*Exercise goal*.
Show every line in the entries below where the word "biết" appears.

##### Records for the exercise #####

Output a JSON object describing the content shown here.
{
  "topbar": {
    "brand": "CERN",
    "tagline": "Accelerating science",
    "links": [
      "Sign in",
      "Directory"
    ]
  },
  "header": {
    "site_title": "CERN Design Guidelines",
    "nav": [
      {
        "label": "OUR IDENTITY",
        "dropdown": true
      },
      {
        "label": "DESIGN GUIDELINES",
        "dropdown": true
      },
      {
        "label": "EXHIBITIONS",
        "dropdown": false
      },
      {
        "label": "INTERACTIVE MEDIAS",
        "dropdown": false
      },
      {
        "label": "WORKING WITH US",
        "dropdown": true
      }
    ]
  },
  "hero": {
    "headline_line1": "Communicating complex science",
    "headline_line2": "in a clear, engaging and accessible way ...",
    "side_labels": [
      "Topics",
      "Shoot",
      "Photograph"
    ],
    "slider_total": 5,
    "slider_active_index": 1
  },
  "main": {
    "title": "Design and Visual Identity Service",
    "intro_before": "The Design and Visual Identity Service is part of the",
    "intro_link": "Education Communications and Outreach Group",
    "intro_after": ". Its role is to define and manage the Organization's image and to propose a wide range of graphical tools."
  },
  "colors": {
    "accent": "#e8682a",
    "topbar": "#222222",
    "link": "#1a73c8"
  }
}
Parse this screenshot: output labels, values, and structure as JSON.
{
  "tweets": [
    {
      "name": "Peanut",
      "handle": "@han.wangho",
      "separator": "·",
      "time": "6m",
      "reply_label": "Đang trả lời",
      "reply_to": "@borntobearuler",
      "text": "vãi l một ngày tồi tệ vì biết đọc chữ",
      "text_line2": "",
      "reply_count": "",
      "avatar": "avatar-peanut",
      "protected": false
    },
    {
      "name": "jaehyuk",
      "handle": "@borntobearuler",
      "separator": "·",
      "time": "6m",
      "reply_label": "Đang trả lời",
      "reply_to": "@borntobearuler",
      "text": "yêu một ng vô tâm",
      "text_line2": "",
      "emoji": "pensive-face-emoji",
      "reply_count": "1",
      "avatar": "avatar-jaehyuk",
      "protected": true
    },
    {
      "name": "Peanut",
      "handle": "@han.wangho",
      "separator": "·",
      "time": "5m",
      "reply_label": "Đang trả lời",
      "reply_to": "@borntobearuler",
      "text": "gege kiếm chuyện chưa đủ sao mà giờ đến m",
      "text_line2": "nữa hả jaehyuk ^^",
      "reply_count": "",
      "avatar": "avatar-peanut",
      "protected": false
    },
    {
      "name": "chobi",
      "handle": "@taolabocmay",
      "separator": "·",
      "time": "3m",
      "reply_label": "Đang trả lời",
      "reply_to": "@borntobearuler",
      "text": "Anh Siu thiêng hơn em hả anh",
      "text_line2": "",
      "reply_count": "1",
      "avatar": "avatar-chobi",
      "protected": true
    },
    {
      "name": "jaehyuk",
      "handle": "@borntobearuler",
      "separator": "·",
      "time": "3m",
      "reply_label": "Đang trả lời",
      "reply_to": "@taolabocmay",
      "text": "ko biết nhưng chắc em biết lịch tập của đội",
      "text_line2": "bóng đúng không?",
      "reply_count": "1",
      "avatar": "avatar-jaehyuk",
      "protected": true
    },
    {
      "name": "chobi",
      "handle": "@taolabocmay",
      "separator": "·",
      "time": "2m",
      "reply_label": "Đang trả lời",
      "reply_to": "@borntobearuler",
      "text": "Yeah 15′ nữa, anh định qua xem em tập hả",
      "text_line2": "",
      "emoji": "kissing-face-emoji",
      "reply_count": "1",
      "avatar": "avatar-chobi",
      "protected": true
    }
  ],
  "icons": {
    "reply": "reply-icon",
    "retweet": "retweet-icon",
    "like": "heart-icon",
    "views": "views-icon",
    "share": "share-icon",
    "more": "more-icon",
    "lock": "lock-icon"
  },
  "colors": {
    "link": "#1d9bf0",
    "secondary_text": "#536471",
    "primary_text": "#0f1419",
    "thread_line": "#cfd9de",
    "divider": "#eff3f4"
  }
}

#####

*Written response*.
      "text": "vãi l một ngày tồi tệ vì biết đọc chữ",
      "text": "ko biết nhưng chắc em biết lịch tập của đội",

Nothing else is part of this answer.